--- What you will do ---
Transcribe all of the material below word for word and leave out its pictures.

□ □ □ □ □ □ □

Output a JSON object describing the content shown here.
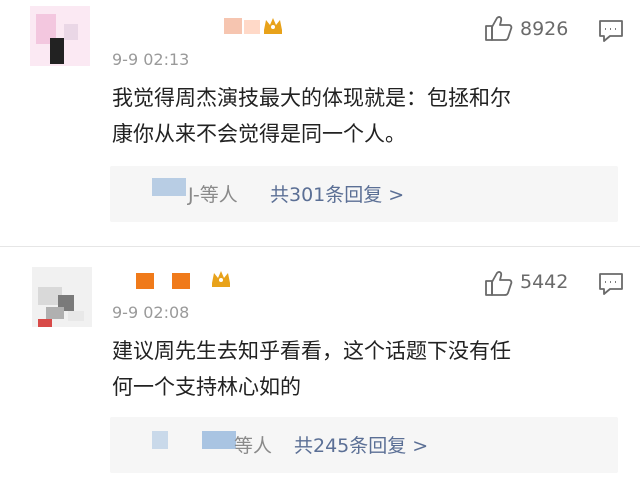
{
  "comments": [
    {
      "time": "9-9 02:13",
      "likes": "8926",
      "text_lines": [
        "我觉得周杰演技最大的体现就是：包拯和尔",
        "康你从来不会觉得是同一个人。"
      ],
      "reply_prefix": "J-等人",
      "reply_count_text": "共301条回复 >"
    },
    {
      "time": "9-9 02:08",
      "likes": "5442",
      "text_lines": [
        "建议周先生去知乎看看，这个话题下没有任",
        "何一个支持林心如的"
      ],
      "reply_prefix": "等人",
      "reply_count_text": "共245条回复 >"
    }
  ],
  "icons": {
    "like": "thumbs-up-icon",
    "reply": "comment-bubble-icon",
    "badge": "crown-badge-icon"
  },
  "colors": {
    "link": "#5b6f95",
    "muted": "#9a9a9a",
    "reply_bg": "#f6f6f6",
    "crown": "#e8a21a",
    "orange_block": "#f07a1a"
  }
}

□ □ □ □ □ □ □

--- Written solution ---
Output a JSON object describing the content shown here.
{
  "comments": [
    {
      "time": "9-9 02:13",
      "likes": "8926",
      "text_lines": [
        "我觉得周杰演技最大的体现就是：包拯和尔",
        "康你从来不会觉得是同一个人。"
      ],
      "reply_prefix": "J-等人",
      "reply_count_text": "共301条回复 >"
    },
    {
      "time": "9-9 02:08",
      "likes": "5442",
      "text_lines": [
        "建议周先生去知乎看看，这个话题下没有任",
        "何一个支持林心如的"
      ],
      "reply_prefix": "等人",
      "reply_count_text": "共245条回复 >"
    }
  ],
  "icons": {
    "like": "thumbs-up-icon",
    "reply": "comment-bubble-icon",
    "badge": "crown-badge-icon"
  },
  "colors": {
    "link": "#5b6f95",
    "muted": "#9a9a9a",
    "reply_bg": "#f6f6f6",
    "crown": "#e8a21a",
    "orange_block": "#f07a1a"
  }
}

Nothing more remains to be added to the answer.